Raw records
+ + + + + + +

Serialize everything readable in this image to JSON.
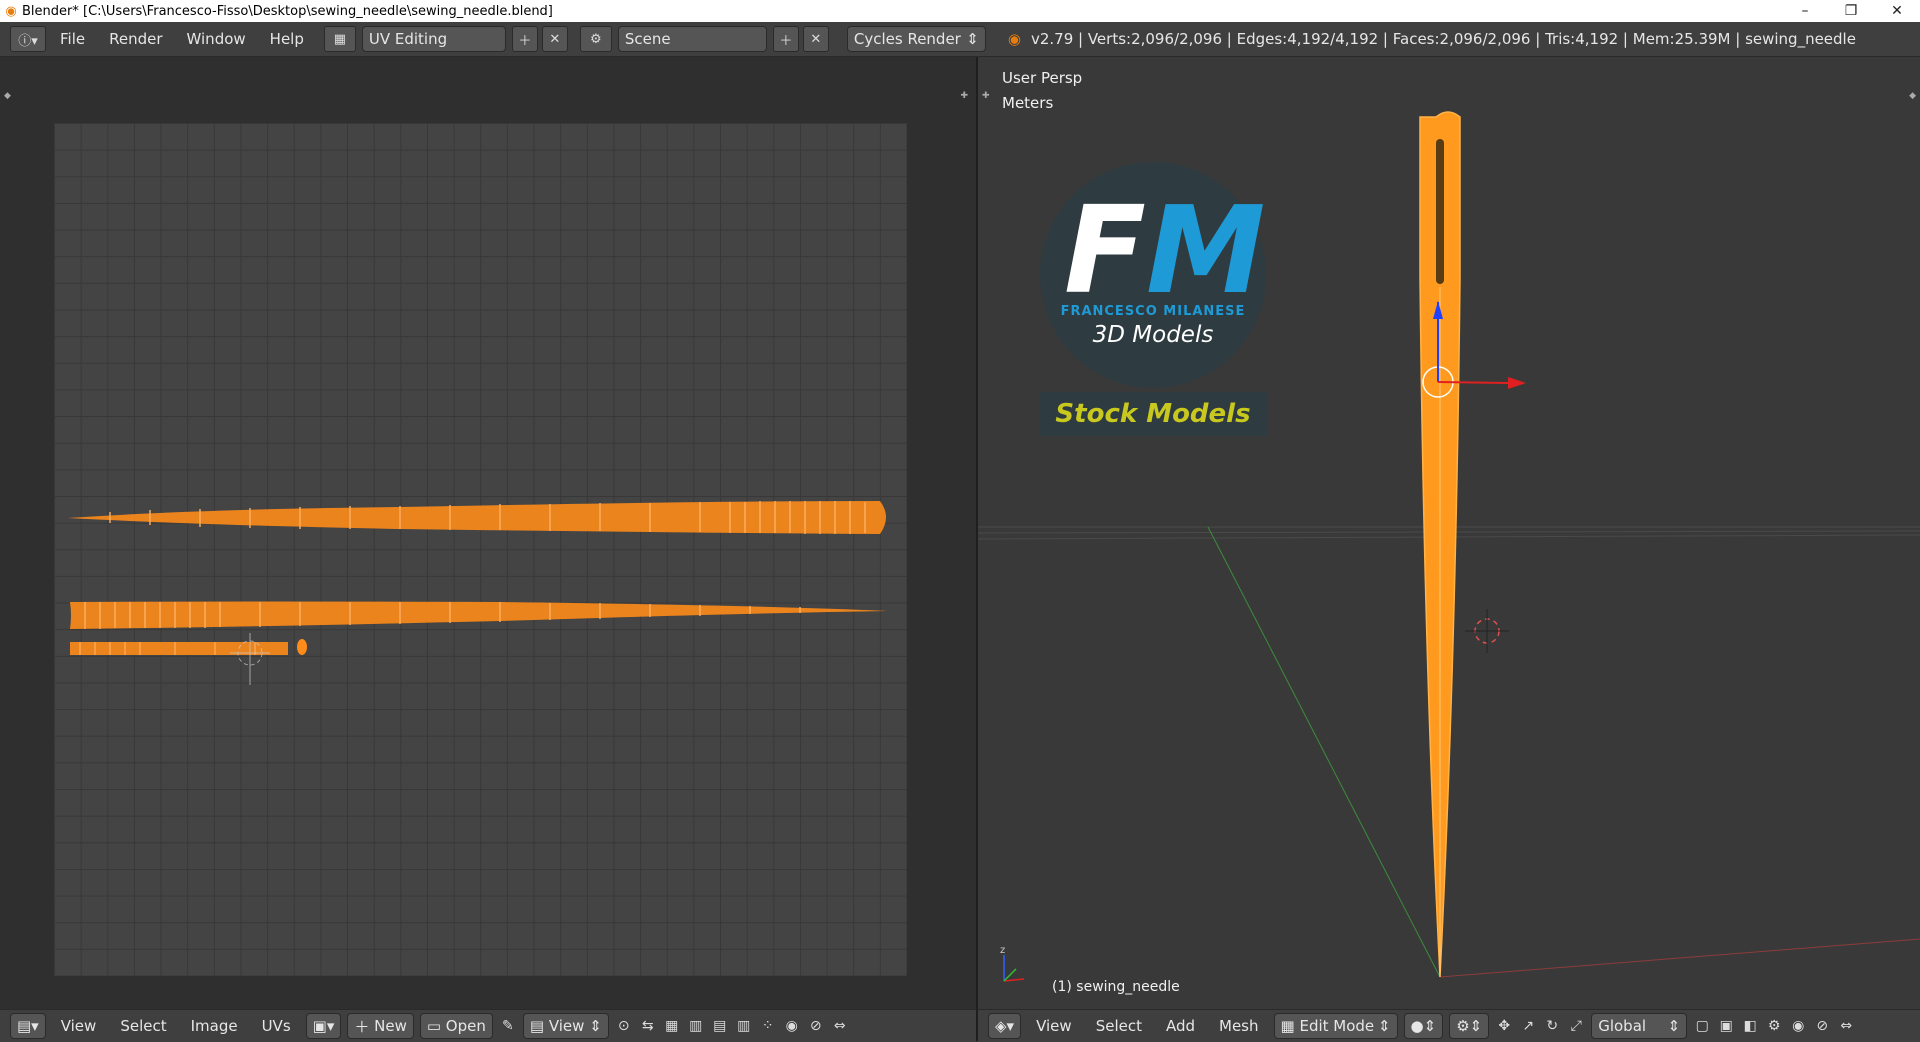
{
  "window": {
    "title": "Blender* [C:\\Users\\Francesco-Fisso\\Desktop\\sewing_needle\\sewing_needle.blend]",
    "minimize": "–",
    "maximize": "❐",
    "close": "✕"
  },
  "infobar": {
    "menus": [
      "File",
      "Render",
      "Window",
      "Help"
    ],
    "screen_layout": "UV Editing",
    "scene": "Scene",
    "render_engine": "Cycles Render",
    "stats": "v2.79 | Verts:2,096/2,096 | Edges:4,192/4,192 | Faces:2,096/2,096 | Tris:4,192 | Mem:25.39M | sewing_needle"
  },
  "viewport": {
    "view_name": "User Persp",
    "units": "Meters",
    "object_label": "(1) sewing_needle"
  },
  "watermark": {
    "letter_f": "F",
    "letter_m": "M",
    "name": "FRANCESCO MILANESE",
    "subtitle": "3D Models",
    "badge": "Stock Models"
  },
  "uv_footer": {
    "menus": [
      "View",
      "Select",
      "Image",
      "UVs"
    ],
    "new_label": "New",
    "open_label": "Open",
    "view_label": "View"
  },
  "viewport_footer": {
    "menus": [
      "View",
      "Select",
      "Add",
      "Mesh"
    ],
    "mode": "Edit Mode",
    "orientation": "Global"
  },
  "colors": {
    "accent": "#e87d0d",
    "mesh": "#ff8c1a",
    "logo_blue": "#1e9bd7",
    "logo_yellow": "#c8c81e"
  }
}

+ + + + + + +

**What you have to do**
Print every entry exactly as written, without the pictures.

**Worked answer**
Serialize everything readable in this image to JSON.
{
  "window": {
    "title": "Blender* [C:\\Users\\Francesco-Fisso\\Desktop\\sewing_needle\\sewing_needle.blend]",
    "minimize": "–",
    "maximize": "❐",
    "close": "✕"
  },
  "infobar": {
    "menus": [
      "File",
      "Render",
      "Window",
      "Help"
    ],
    "screen_layout": "UV Editing",
    "scene": "Scene",
    "render_engine": "Cycles Render",
    "stats": "v2.79 | Verts:2,096/2,096 | Edges:4,192/4,192 | Faces:2,096/2,096 | Tris:4,192 | Mem:25.39M | sewing_needle"
  },
  "viewport": {
    "view_name": "User Persp",
    "units": "Meters",
    "object_label": "(1) sewing_needle"
  },
  "watermark": {
    "letter_f": "F",
    "letter_m": "M",
    "name": "FRANCESCO MILANESE",
    "subtitle": "3D Models",
    "badge": "Stock Models"
  },
  "uv_footer": {
    "menus": [
      "View",
      "Select",
      "Image",
      "UVs"
    ],
    "new_label": "New",
    "open_label": "Open",
    "view_label": "View"
  },
  "viewport_footer": {
    "menus": [
      "View",
      "Select",
      "Add",
      "Mesh"
    ],
    "mode": "Edit Mode",
    "orientation": "Global"
  },
  "colors": {
    "accent": "#e87d0d",
    "mesh": "#ff8c1a",
    "logo_blue": "#1e9bd7",
    "logo_yellow": "#c8c81e"
  }
}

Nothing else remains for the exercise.